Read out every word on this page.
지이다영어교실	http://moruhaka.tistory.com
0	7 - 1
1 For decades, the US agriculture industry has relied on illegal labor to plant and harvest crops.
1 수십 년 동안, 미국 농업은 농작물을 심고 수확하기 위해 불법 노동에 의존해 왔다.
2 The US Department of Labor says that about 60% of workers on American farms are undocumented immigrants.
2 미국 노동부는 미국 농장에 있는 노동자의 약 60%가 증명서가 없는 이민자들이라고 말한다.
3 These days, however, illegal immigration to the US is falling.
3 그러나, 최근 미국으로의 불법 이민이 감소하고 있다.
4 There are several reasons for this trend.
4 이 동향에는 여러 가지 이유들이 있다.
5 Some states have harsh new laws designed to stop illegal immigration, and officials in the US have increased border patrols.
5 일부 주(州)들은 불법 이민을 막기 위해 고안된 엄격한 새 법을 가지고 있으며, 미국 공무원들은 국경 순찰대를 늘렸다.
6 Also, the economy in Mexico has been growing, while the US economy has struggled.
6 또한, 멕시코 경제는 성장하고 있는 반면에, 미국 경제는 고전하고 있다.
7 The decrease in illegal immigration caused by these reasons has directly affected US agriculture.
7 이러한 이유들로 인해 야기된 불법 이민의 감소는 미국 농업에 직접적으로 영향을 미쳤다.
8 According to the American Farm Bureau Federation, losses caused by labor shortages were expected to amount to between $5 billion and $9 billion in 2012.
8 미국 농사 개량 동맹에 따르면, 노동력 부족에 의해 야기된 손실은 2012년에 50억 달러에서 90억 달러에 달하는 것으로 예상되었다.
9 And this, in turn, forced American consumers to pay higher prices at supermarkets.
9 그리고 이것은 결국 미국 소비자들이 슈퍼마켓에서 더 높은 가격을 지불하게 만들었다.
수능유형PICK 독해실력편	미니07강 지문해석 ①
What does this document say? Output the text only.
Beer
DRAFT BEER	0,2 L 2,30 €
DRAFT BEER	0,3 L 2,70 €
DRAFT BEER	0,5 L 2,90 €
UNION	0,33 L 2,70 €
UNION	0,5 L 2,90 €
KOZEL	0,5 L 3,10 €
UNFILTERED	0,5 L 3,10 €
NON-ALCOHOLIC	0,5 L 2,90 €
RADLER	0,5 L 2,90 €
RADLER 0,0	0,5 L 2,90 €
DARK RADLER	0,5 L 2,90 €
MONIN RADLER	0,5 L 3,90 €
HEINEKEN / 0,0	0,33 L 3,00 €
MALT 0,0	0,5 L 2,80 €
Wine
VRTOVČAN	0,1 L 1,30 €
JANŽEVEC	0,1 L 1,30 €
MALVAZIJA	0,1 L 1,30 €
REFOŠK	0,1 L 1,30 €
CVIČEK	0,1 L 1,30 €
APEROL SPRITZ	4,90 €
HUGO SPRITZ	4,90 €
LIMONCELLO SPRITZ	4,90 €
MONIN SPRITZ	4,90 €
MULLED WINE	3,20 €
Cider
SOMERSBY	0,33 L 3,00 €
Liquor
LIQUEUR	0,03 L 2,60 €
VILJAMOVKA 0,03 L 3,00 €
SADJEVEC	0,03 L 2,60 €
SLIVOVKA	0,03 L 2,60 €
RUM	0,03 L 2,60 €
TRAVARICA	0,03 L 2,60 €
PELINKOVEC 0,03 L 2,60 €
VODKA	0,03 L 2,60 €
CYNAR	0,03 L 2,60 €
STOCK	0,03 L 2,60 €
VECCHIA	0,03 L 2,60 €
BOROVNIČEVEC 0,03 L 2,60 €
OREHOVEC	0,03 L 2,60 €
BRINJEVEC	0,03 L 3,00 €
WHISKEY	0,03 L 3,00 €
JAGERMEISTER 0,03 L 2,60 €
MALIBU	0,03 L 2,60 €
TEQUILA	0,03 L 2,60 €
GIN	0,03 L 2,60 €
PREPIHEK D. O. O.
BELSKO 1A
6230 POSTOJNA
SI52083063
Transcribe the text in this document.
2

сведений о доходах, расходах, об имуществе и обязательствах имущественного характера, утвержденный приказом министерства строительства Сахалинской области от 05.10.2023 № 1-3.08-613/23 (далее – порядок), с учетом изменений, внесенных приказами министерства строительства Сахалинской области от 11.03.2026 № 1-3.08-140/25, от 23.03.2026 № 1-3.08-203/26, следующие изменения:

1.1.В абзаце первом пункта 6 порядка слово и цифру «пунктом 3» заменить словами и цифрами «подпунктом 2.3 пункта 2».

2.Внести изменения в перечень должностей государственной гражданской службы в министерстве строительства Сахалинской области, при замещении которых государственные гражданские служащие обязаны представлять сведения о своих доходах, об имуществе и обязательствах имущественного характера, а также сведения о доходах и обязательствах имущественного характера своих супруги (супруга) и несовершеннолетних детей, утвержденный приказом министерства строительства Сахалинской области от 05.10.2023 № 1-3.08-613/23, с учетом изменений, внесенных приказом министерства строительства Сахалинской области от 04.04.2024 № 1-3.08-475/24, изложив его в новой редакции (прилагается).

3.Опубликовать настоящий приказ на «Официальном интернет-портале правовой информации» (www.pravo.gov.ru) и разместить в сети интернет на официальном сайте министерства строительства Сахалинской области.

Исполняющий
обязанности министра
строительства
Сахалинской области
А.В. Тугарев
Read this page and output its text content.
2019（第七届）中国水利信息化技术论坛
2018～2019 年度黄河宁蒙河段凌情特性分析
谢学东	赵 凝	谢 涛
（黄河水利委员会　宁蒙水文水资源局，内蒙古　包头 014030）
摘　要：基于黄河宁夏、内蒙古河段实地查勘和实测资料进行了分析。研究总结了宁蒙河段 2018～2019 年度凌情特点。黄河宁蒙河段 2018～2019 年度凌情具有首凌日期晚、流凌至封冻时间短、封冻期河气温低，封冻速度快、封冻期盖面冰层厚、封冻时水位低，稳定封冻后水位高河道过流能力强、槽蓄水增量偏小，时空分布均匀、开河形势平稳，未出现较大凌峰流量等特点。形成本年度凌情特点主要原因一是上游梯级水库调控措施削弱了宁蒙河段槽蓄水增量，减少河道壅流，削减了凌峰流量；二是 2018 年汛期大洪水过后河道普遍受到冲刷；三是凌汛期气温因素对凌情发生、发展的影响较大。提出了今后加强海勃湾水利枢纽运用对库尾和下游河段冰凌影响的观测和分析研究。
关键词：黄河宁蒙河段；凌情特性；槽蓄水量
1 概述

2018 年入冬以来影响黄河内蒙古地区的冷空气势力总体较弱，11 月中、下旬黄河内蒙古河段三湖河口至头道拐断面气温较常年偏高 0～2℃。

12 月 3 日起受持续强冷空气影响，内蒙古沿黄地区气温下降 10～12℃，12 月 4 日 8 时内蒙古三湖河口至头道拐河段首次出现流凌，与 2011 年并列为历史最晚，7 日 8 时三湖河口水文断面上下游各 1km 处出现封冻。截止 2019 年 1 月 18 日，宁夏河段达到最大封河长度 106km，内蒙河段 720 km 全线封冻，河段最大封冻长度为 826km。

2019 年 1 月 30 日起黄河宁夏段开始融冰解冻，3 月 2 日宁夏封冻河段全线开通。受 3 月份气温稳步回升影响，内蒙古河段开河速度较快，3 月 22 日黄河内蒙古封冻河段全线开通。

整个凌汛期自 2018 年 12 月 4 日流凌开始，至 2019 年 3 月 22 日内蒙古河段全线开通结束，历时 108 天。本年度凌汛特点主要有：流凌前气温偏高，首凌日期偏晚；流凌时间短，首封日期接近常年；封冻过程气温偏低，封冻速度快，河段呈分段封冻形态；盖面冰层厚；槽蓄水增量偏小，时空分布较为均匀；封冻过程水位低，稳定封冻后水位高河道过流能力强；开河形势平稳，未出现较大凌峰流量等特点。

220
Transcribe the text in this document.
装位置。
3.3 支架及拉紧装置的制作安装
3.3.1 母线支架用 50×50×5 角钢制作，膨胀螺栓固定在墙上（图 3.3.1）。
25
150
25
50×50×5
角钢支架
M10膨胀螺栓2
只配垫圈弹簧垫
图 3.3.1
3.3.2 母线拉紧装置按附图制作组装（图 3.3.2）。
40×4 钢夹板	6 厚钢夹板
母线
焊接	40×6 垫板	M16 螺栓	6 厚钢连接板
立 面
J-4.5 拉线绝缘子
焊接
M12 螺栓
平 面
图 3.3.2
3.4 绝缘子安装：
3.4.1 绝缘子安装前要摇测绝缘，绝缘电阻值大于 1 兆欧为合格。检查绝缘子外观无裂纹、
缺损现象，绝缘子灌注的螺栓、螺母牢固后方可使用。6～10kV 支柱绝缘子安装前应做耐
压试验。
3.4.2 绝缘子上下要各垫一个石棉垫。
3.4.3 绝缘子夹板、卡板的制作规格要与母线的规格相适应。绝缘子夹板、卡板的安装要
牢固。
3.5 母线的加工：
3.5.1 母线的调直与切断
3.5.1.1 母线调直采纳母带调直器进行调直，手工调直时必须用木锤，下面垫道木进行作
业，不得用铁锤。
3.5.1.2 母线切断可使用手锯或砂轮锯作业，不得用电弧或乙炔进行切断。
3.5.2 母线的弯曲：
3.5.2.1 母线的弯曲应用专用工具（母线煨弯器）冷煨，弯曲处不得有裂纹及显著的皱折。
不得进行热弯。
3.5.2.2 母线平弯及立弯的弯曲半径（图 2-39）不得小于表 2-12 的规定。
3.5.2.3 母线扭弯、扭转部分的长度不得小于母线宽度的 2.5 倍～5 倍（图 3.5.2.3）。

* * * * *

In the records above, locate each line with the word "text". Copy all such lines.

What does this document say? Output the text only.
Transcribe the text in this document.
Read this page and output its text content.
Transcribe the text in this document.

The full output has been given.